━━ The data
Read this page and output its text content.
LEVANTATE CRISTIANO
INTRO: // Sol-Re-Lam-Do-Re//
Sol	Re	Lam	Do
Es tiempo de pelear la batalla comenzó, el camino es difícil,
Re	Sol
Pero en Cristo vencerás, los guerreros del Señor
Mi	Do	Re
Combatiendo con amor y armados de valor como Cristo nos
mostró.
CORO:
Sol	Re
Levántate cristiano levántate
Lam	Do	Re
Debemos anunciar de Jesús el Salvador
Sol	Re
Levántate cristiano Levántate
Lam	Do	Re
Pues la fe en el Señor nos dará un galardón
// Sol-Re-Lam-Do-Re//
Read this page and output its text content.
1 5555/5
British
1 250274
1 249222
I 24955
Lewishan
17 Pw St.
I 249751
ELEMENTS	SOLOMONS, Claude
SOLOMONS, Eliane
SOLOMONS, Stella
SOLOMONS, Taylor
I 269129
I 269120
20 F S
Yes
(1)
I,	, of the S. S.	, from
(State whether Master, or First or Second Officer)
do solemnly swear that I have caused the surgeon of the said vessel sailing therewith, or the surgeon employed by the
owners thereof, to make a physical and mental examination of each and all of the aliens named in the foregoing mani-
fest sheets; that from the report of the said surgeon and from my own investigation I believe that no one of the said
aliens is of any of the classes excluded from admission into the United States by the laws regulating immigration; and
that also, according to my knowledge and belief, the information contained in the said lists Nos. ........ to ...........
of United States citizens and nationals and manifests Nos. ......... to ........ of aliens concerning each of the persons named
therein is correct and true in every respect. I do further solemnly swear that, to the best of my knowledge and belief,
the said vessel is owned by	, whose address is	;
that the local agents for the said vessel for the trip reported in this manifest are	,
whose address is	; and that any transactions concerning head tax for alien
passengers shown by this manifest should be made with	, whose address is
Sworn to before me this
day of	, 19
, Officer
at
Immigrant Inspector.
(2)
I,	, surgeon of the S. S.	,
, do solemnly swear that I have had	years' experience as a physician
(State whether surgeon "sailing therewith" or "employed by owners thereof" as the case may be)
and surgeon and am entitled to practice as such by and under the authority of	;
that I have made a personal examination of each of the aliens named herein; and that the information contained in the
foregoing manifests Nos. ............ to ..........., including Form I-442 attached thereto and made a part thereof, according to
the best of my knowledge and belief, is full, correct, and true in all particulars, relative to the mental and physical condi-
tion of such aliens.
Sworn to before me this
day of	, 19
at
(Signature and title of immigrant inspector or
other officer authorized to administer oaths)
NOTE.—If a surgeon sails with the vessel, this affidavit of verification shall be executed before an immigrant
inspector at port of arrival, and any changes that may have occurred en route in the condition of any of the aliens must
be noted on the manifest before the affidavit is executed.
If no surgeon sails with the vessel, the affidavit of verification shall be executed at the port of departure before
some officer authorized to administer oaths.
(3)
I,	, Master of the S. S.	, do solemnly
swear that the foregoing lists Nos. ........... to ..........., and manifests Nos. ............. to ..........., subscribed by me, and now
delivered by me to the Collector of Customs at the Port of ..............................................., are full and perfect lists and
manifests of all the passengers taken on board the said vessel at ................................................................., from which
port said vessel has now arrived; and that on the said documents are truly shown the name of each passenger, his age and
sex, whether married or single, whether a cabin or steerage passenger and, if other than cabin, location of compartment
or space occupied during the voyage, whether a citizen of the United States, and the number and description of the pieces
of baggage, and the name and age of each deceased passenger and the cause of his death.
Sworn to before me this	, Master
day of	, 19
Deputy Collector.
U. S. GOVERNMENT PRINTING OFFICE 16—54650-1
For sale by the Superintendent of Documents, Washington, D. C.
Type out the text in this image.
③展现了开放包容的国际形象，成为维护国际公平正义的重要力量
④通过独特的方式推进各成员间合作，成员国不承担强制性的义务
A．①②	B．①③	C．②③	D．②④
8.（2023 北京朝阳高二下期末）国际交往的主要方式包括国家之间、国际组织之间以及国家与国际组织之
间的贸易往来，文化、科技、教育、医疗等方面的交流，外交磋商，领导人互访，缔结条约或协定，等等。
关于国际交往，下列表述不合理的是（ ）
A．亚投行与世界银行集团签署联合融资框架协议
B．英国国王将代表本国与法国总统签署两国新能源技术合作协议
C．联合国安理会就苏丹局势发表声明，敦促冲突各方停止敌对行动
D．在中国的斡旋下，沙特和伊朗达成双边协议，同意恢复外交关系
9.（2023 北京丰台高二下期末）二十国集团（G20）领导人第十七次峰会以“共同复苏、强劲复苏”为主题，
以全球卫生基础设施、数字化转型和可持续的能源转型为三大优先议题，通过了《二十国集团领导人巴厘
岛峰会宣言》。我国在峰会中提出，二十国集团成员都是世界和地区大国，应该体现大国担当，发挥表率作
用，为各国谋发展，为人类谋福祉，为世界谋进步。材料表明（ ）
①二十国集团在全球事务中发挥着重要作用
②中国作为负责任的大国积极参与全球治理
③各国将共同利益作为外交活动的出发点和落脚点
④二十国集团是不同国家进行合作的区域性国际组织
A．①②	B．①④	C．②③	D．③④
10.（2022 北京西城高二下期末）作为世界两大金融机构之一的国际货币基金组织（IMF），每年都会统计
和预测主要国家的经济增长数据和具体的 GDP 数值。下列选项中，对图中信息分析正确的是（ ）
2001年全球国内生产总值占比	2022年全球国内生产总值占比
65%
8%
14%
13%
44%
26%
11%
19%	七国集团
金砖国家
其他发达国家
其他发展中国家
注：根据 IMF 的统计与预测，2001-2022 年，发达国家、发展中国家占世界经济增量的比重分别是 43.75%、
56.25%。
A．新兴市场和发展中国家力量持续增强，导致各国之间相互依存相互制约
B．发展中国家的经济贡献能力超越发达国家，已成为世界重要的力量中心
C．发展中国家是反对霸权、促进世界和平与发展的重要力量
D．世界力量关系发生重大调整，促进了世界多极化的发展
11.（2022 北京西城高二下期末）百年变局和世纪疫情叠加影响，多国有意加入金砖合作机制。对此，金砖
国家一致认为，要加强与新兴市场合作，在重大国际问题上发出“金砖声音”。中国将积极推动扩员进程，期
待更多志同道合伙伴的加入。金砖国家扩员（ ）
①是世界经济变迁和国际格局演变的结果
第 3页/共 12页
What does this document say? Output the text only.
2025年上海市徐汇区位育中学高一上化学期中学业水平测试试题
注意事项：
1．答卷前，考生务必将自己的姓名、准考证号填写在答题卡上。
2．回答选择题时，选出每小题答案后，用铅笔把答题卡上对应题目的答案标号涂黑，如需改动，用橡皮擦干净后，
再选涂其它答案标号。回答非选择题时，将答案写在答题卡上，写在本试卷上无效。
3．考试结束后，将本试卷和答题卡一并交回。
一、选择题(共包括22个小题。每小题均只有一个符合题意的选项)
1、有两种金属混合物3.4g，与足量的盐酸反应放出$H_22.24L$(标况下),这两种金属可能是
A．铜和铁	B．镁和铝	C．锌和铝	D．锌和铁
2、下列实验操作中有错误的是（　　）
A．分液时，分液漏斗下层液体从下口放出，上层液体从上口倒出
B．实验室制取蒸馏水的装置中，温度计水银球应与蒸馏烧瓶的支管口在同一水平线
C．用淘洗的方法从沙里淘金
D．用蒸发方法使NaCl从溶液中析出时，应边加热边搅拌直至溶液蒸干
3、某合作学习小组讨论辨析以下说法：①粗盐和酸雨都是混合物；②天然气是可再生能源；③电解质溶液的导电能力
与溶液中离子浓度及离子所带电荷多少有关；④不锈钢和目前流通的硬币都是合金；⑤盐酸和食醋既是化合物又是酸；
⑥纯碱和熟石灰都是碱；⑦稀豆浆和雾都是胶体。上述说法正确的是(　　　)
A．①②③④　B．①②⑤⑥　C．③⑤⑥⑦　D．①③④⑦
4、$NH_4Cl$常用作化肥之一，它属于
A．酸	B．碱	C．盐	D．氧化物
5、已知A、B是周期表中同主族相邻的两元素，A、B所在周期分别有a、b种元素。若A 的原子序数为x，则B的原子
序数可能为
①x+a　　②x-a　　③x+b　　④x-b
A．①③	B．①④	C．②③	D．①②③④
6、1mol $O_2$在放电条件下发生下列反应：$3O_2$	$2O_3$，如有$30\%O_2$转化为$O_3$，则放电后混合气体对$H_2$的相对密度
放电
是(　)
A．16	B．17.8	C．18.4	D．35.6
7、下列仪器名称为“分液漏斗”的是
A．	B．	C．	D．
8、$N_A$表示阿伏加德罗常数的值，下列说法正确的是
━━━━
### Challenge
Where a line of the records above holds the word "made", copy that line.

### Answer for this exercise
passengers shown by this manifest should be made with	, whose address is
that I have made a personal examination of each of the aliens named herein; and that the information contained in the
foregoing manifests Nos. ............ to ..........., including Form I-442 attached thereto and made a part thereof, according to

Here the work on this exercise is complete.